Scan the material that follows. Copy every line containing the word "docker".

* Provided information:
....................

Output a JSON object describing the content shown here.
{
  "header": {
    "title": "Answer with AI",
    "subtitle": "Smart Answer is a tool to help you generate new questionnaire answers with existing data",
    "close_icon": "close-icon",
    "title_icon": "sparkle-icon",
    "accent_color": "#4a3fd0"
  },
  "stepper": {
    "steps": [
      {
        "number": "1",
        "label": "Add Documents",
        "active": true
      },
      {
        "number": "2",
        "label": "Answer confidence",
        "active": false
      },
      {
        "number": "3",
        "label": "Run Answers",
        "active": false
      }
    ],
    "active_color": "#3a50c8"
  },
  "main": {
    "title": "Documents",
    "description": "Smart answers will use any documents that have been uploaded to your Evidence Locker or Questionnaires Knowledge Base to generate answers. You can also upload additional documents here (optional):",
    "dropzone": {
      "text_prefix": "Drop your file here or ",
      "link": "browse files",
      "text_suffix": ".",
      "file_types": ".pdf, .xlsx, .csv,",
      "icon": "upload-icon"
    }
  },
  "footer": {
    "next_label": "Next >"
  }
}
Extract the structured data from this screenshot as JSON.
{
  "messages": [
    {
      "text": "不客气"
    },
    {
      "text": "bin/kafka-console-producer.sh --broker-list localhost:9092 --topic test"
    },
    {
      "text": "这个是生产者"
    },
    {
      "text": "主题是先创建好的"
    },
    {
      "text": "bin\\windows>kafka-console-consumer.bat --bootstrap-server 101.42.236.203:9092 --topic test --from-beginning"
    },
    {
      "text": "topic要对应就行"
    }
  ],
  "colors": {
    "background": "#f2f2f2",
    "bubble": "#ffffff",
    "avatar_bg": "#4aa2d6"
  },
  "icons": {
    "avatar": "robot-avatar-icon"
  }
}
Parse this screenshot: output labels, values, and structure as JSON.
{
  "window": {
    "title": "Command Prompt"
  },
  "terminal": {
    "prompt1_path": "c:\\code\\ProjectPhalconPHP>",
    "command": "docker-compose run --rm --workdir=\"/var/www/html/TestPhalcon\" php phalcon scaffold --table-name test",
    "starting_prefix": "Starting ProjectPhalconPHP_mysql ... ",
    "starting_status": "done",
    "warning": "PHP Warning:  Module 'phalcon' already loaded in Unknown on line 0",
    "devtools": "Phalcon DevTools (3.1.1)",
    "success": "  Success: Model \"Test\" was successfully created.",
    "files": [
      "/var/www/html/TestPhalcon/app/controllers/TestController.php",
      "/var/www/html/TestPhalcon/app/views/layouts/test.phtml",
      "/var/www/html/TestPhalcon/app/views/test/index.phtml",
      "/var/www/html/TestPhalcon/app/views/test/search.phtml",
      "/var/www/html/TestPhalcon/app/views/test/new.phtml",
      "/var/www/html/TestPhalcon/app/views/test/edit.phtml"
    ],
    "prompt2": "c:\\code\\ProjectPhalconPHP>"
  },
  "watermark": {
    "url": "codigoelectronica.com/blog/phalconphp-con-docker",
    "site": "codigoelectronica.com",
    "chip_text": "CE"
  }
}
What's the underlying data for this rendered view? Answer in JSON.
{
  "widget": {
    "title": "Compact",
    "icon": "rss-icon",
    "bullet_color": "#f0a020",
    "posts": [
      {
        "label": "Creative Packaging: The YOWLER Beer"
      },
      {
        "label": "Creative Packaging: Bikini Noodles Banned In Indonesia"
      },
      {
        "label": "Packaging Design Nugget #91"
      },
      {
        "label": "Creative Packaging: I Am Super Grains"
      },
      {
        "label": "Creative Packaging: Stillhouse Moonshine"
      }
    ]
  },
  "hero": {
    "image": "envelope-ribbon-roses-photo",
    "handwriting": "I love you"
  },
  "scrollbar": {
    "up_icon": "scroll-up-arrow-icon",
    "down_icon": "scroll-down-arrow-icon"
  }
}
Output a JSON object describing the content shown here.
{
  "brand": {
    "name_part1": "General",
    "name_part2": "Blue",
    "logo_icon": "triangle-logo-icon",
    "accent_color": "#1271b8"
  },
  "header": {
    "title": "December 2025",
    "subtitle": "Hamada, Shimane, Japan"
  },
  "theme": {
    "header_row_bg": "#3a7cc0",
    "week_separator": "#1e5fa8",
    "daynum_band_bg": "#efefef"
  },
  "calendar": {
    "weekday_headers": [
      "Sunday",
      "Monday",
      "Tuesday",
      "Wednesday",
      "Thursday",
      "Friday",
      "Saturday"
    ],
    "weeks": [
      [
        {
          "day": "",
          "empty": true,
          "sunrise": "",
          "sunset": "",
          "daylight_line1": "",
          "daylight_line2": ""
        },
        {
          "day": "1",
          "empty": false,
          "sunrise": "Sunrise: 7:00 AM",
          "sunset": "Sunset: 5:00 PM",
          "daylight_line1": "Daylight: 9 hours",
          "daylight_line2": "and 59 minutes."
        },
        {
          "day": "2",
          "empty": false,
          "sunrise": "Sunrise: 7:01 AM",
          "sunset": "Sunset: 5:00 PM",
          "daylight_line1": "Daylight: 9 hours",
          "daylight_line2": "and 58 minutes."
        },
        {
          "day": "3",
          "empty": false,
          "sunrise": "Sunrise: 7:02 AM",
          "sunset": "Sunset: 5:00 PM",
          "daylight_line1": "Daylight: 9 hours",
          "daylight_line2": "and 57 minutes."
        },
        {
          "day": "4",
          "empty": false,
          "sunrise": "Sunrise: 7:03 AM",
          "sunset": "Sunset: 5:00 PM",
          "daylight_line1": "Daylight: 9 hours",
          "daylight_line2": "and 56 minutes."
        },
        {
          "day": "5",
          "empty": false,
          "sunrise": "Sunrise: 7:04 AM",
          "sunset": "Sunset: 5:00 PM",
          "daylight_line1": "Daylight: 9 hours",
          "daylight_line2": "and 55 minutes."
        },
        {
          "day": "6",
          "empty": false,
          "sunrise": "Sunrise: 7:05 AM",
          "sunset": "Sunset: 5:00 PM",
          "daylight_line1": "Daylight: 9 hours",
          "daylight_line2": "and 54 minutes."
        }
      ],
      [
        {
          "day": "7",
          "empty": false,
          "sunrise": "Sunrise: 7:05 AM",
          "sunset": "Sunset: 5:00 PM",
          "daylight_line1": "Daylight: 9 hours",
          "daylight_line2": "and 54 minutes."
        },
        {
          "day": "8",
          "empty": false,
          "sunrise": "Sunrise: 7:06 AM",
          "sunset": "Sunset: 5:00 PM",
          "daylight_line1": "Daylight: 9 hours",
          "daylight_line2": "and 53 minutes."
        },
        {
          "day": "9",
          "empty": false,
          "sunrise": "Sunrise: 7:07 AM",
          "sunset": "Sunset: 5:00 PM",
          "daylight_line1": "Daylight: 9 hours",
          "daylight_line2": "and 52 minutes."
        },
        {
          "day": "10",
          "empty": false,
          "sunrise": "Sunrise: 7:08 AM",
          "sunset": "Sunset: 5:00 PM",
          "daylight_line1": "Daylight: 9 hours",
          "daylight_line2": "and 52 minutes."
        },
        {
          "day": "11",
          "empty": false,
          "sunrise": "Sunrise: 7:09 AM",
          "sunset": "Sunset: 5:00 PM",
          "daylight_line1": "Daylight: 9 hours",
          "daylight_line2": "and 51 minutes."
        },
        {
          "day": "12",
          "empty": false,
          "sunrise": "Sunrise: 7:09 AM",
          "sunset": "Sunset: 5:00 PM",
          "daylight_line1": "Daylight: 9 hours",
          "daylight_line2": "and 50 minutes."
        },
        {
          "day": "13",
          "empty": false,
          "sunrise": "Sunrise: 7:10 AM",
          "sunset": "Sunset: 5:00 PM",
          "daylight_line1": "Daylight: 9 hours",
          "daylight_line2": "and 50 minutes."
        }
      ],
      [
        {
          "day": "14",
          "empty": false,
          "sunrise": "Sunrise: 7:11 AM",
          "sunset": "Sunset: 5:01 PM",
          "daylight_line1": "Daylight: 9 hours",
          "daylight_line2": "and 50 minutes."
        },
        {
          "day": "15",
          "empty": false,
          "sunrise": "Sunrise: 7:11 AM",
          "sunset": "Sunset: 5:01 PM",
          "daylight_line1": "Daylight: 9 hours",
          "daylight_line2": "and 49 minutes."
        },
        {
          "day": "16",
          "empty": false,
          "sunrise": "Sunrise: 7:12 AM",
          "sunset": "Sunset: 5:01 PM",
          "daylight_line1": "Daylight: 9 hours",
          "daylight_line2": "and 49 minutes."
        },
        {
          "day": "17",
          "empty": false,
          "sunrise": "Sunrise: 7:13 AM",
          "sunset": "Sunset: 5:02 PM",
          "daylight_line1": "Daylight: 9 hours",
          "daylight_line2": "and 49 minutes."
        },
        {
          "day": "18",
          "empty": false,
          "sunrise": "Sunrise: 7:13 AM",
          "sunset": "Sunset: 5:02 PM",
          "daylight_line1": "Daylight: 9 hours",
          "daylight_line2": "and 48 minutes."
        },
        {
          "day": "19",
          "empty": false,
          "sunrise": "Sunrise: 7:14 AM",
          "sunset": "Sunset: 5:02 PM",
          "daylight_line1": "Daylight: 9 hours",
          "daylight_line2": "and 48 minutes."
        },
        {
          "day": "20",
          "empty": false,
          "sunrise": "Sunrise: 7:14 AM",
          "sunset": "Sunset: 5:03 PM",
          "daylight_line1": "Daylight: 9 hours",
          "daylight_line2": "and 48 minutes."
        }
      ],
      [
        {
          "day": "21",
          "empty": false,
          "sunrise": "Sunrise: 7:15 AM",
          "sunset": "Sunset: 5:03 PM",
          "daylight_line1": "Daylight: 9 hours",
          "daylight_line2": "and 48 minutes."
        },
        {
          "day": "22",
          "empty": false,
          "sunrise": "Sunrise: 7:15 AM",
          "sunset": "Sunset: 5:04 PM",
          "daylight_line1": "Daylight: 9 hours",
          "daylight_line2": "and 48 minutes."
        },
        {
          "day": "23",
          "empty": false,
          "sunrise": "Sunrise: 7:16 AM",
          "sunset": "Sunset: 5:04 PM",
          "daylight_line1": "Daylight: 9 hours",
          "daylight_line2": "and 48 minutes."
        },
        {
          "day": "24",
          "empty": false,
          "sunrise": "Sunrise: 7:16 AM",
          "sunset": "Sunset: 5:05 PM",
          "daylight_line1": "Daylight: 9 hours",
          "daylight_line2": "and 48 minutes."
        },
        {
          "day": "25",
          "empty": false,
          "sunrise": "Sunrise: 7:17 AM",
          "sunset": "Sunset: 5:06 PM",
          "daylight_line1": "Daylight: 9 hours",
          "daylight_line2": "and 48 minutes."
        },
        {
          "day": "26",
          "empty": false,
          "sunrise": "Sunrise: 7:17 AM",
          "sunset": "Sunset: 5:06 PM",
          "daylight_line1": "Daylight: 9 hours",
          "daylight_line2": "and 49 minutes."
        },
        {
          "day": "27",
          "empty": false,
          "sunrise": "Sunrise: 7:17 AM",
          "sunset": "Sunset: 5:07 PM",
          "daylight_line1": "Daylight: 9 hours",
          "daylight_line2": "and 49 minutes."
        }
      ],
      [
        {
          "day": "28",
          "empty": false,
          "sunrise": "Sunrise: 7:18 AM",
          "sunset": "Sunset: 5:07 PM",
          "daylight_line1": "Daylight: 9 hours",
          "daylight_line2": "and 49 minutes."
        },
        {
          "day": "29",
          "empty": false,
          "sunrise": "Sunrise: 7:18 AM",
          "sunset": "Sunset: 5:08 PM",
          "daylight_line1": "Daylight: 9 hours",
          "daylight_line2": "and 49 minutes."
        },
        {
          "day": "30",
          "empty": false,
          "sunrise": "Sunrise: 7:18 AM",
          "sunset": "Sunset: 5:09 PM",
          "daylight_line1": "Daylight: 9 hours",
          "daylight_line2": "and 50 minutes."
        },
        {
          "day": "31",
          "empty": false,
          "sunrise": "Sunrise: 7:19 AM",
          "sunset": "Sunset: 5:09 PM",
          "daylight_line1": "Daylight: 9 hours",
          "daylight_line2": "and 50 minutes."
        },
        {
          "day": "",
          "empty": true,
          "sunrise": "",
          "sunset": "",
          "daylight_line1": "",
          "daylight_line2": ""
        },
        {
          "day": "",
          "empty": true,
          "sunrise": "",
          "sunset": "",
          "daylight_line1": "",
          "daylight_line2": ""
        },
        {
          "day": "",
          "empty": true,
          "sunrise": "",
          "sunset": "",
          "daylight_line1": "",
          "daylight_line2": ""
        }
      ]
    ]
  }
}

....................

* Exercise response:
    "command": "docker-compose run --rm --workdir=\"/var/www/html/TestPhalcon\" php phalcon scaffold --table-name test",
    "url": "codigoelectronica.com/blog/phalconphp-con-docker",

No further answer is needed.